Check each line of the records below for the word "that" and copy those where it appears.

→ **SOURCE MATERIAL**
- - -

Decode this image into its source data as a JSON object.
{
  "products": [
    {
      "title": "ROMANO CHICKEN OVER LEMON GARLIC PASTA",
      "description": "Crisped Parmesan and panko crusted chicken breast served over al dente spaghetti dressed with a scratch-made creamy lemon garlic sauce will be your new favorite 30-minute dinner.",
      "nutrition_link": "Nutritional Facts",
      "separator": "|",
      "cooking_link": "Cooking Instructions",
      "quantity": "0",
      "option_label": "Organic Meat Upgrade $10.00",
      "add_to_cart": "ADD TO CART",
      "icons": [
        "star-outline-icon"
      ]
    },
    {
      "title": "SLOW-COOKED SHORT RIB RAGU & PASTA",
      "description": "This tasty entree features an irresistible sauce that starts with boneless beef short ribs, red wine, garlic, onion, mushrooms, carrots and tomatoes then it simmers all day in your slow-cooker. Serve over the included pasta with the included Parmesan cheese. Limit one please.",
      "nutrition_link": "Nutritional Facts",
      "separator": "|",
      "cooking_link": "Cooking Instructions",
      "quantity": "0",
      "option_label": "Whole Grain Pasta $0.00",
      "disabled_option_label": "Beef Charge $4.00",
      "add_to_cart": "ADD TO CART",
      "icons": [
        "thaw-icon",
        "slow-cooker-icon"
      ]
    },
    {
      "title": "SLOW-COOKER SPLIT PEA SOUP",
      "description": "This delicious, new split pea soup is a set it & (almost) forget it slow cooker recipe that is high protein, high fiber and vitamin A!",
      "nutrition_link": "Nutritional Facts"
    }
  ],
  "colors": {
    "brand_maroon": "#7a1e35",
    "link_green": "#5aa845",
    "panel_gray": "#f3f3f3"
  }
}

- - -

→ **THE ANSWER**
      "description": "This tasty entree features an irresistible sauce that starts with boneless beef short ribs, red wine, garlic, onion, mushrooms, carrots and tomatoes then it simmers all day in your slow-cooker. Serve over the included pasta with the included Parmesan cheese. Limit one please.",
      "description": "This delicious, new split pea soup is a set it & (almost) forget it slow cooker recipe that is high protein, high fiber and vitamin A!",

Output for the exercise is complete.